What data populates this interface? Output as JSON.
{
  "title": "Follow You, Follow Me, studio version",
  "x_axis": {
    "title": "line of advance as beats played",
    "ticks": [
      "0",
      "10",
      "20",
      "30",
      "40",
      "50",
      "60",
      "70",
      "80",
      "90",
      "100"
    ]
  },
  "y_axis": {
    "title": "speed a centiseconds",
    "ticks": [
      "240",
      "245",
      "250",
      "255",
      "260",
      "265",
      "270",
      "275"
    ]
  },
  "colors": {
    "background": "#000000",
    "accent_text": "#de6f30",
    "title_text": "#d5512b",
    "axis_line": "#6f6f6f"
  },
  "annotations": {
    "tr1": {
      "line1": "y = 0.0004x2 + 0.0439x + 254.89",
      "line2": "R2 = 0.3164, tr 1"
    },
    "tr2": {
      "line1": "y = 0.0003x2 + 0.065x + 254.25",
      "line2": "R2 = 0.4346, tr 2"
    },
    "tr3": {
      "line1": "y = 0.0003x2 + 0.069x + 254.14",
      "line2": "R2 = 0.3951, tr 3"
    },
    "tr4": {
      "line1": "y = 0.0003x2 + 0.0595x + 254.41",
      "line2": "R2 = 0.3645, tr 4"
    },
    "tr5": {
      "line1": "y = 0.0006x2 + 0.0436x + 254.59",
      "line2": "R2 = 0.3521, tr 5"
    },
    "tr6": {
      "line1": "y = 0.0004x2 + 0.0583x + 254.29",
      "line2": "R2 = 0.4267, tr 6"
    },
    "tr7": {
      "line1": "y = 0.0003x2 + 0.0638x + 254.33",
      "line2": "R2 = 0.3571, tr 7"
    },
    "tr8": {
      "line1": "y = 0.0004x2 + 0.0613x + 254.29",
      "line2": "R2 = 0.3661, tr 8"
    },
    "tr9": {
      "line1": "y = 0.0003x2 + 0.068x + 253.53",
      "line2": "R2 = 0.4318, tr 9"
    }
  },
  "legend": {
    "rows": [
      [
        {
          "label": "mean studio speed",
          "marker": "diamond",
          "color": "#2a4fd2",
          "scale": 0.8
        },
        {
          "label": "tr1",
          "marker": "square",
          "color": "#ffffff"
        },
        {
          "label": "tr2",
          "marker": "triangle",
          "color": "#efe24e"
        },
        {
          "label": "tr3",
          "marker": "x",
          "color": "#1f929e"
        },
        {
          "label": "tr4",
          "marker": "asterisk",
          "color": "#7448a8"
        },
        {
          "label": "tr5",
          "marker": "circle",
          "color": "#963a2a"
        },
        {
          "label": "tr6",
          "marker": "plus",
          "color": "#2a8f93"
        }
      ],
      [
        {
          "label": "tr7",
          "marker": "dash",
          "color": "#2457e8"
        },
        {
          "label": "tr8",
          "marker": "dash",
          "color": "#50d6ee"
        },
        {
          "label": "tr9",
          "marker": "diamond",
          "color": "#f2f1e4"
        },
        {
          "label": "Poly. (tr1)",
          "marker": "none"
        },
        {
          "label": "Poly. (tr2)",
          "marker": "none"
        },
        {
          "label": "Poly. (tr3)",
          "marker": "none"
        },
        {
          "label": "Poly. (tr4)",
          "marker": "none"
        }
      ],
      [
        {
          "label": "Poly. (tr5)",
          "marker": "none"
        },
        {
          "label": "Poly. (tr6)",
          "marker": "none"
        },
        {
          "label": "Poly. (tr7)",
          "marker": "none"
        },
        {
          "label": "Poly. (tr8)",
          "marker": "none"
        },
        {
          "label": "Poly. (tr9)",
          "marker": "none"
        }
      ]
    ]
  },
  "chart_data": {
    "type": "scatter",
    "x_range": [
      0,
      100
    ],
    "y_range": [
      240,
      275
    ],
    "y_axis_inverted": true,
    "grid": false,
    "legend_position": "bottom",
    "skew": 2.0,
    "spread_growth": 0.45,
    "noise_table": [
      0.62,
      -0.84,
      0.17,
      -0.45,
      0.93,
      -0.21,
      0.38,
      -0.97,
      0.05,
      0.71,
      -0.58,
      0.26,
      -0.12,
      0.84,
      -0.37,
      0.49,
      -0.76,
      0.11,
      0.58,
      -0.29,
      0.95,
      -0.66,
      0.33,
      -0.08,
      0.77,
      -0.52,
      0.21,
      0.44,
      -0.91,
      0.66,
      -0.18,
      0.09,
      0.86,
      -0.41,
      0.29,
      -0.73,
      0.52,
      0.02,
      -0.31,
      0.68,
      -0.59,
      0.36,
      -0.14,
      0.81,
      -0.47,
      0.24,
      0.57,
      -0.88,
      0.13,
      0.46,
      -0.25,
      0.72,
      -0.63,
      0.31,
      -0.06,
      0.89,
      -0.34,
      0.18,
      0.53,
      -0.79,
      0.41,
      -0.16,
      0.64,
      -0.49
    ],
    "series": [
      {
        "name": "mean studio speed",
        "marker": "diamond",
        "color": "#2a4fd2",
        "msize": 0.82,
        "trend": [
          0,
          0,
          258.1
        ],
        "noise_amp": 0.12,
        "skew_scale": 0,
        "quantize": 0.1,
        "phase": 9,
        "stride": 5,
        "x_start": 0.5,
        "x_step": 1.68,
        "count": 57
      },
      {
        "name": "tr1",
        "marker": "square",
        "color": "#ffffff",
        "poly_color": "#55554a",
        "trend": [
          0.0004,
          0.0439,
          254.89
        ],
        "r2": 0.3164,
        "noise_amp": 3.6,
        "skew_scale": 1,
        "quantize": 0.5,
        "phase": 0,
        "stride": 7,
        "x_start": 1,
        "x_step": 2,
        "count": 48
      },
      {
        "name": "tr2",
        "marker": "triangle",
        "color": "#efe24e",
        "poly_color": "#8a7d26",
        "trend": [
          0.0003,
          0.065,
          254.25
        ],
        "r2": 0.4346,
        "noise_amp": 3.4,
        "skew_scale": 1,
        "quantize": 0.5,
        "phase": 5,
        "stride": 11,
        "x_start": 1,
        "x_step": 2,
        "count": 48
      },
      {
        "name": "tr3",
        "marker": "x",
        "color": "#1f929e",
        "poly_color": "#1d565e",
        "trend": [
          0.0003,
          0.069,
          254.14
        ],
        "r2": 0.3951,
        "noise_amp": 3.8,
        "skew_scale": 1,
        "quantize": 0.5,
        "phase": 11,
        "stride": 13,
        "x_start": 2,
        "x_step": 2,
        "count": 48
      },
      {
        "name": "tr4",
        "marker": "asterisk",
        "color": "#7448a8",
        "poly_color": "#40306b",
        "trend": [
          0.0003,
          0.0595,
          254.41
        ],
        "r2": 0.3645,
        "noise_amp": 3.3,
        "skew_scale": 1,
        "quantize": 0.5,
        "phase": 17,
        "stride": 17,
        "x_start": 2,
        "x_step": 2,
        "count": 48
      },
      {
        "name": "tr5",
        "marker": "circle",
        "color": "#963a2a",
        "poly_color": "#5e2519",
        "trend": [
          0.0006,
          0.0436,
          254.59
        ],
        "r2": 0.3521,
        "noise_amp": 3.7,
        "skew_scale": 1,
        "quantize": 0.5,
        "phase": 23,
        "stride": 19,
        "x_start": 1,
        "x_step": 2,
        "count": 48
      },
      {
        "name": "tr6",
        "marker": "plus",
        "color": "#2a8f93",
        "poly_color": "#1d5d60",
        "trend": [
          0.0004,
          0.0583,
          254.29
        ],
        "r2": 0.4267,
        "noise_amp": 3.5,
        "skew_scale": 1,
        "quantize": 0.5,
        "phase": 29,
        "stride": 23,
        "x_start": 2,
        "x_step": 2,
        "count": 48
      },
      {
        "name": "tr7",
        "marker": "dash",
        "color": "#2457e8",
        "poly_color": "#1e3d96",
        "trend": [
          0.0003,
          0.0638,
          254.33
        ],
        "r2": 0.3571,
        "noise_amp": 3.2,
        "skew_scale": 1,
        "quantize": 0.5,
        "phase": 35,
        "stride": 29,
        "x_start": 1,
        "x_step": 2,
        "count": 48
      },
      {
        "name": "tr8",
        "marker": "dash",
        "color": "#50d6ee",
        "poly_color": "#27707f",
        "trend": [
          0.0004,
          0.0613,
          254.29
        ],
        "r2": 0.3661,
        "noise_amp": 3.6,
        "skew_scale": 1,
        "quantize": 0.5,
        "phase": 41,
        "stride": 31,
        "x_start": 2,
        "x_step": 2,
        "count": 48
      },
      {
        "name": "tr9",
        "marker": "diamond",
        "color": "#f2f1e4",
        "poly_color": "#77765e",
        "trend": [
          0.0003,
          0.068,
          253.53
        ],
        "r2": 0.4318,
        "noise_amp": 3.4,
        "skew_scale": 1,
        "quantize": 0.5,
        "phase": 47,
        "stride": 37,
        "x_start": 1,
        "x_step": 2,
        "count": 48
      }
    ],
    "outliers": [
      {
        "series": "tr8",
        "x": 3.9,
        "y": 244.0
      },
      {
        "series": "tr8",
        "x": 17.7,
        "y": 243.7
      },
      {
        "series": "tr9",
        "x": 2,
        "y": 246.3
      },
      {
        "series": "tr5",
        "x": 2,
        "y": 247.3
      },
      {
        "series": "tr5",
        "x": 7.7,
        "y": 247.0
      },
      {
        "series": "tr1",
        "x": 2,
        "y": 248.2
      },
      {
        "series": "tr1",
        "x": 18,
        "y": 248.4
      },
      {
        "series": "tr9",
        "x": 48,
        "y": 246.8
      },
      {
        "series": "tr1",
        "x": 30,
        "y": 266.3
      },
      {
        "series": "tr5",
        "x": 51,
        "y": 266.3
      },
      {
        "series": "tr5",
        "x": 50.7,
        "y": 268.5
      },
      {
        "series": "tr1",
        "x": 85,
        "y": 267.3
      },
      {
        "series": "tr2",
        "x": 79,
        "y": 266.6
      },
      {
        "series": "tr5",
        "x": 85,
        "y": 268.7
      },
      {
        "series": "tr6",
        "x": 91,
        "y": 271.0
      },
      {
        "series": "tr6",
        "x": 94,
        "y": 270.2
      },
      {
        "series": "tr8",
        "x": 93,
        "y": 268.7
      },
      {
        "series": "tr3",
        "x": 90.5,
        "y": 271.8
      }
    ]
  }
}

## Problem details
Copy every line of the records above that holds the word "name".

## Reply to the task
        "name": "mean studio speed",
        "name": "tr1",
        "name": "tr2",
        "name": "tr3",
        "name": "tr4",
        "name": "tr5",
        "name": "tr6",
        "name": "tr7",
        "name": "tr8",
        "name": "tr9",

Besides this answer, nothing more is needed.